Data records:
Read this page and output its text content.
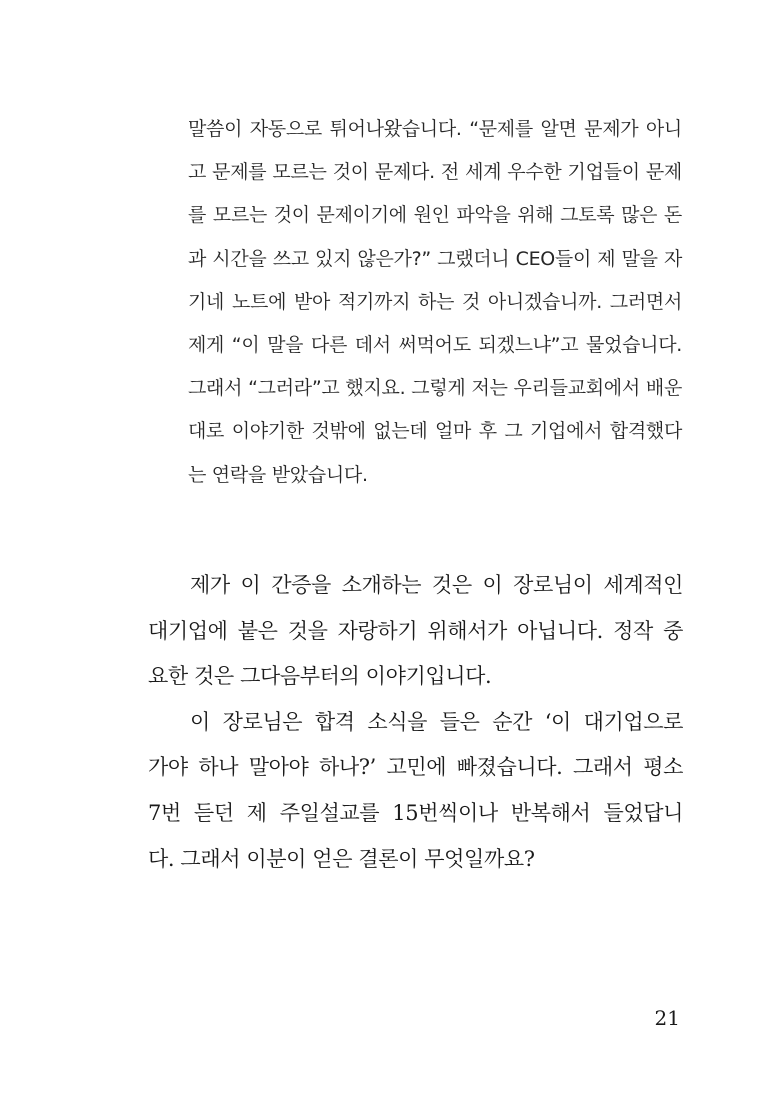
말씀이 자동으로 튀어나왔습니다. “문제를 알면 문제가 아니
고 문제를 모르는 것이 문제다. 전 세계 우수한 기업들이 문제
를 모르는 것이 문제이기에 원인 파악을 위해 그토록 많은 돈
과 시간을 쓰고 있지 않은가?” 그랬더니 CEO들이 제 말을 자
기네 노트에 받아 적기까지 하는 것 아니겠습니까. 그러면서
제게 “이 말을 다른 데서 써먹어도 되겠느냐”고 물었습니다.
그래서 “그러라”고 했지요. 그렇게 저는 우리들교회에서 배운
대로 이야기한 것밖에 없는데 얼마 후 그 기업에서 합격했다
는 연락을 받았습니다.
제가 이 간증을 소개하는 것은 이 장로님이 세계적인
대기업에 붙은 것을 자랑하기 위해서가 아닙니다. 정작 중
요한 것은 그다음부터의 이야기입니다.
이 장로님은 합격 소식을 들은 순간 ‘이 대기업으로
가야 하나 말아야 하나?’ 고민에 빠졌습니다. 그래서 평소
7번 듣던 제 주일설교를 15번씩이나 반복해서 들었답니
다. 그래서 이분이 얻은 결론이 무엇일까요?
21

## WHAT YOU WILL DO
Except for the pictures, print the data above exactly.

## SOLVED PROBLEM
Read this page and output its text content.
말씀이 자동으로 튀어나왔습니다. “문제를 알면 문제가 아니
고 문제를 모르는 것이 문제다. 전 세계 우수한 기업들이 문제
를 모르는 것이 문제이기에 원인 파악을 위해 그토록 많은 돈
과 시간을 쓰고 있지 않은가?” 그랬더니 CEO들이 제 말을 자
기네 노트에 받아 적기까지 하는 것 아니겠습니까. 그러면서
제게 “이 말을 다른 데서 써먹어도 되겠느냐”고 물었습니다.
그래서 “그러라”고 했지요. 그렇게 저는 우리들교회에서 배운
대로 이야기한 것밖에 없는데 얼마 후 그 기업에서 합격했다
는 연락을 받았습니다.
제가 이 간증을 소개하는 것은 이 장로님이 세계적인
대기업에 붙은 것을 자랑하기 위해서가 아닙니다. 정작 중
요한 것은 그다음부터의 이야기입니다.
이 장로님은 합격 소식을 들은 순간 ‘이 대기업으로
가야 하나 말아야 하나?’ 고민에 빠졌습니다. 그래서 평소
7번 듣던 제 주일설교를 15번씩이나 반복해서 들었답니
다. 그래서 이분이 얻은 결론이 무엇일까요?
21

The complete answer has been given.